TASK GOAL:
Please transcribe the records precisely; pictures stay out of your copy.

(begin)

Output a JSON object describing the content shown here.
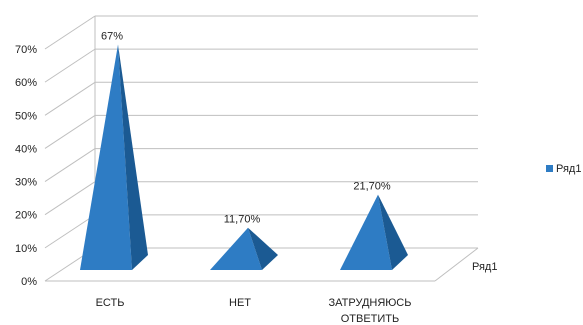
{
  "chart_data": {
    "type": "bar",
    "shape": "pyramid-3d",
    "title": "",
    "xlabel": "",
    "ylabel": "",
    "categories": [
      "ЕСТЬ",
      "НЕТ",
      "ЗАТРУДНЯЮСЬ ОТВЕТИТЬ"
    ],
    "category_lines": [
      [
        "ЕСТЬ"
      ],
      [
        "НЕТ"
      ],
      [
        "ЗАТРУДНЯЮСЬ",
        "ОТВЕТИТЬ"
      ]
    ],
    "series": [
      {
        "name": "Ряд1",
        "values": [
          67,
          11.7,
          21.7
        ],
        "data_labels": [
          "67%",
          "11,70%",
          "21,70%"
        ]
      }
    ],
    "ylim": [
      0,
      70
    ],
    "yticks": [
      "0%",
      "10%",
      "20%",
      "30%",
      "40%",
      "50%",
      "60%",
      "70%"
    ],
    "depth_axis_label": "Ряд1",
    "legend": {
      "position": "right",
      "entries": [
        "Ряд1"
      ]
    },
    "grid": true,
    "colors": {
      "front": "#2e7cc4",
      "side": "#1b5a93",
      "grid": "#bfbfbf"
    }
  }
}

(end)

ANSWER FOR THE TASK:
Output a JSON object describing the content shown here.
{
  "chart_data": {
    "type": "bar",
    "shape": "pyramid-3d",
    "title": "",
    "xlabel": "",
    "ylabel": "",
    "categories": [
      "ЕСТЬ",
      "НЕТ",
      "ЗАТРУДНЯЮСЬ ОТВЕТИТЬ"
    ],
    "category_lines": [
      [
        "ЕСТЬ"
      ],
      [
        "НЕТ"
      ],
      [
        "ЗАТРУДНЯЮСЬ",
        "ОТВЕТИТЬ"
      ]
    ],
    "series": [
      {
        "name": "Ряд1",
        "values": [
          67,
          11.7,
          21.7
        ],
        "data_labels": [
          "67%",
          "11,70%",
          "21,70%"
        ]
      }
    ],
    "ylim": [
      0,
      70
    ],
    "yticks": [
      "0%",
      "10%",
      "20%",
      "30%",
      "40%",
      "50%",
      "60%",
      "70%"
    ],
    "depth_axis_label": "Ряд1",
    "legend": {
      "position": "right",
      "entries": [
        "Ряд1"
      ]
    },
    "grid": true,
    "colors": {
      "front": "#2e7cc4",
      "side": "#1b5a93",
      "grid": "#bfbfbf"
    }
  }
}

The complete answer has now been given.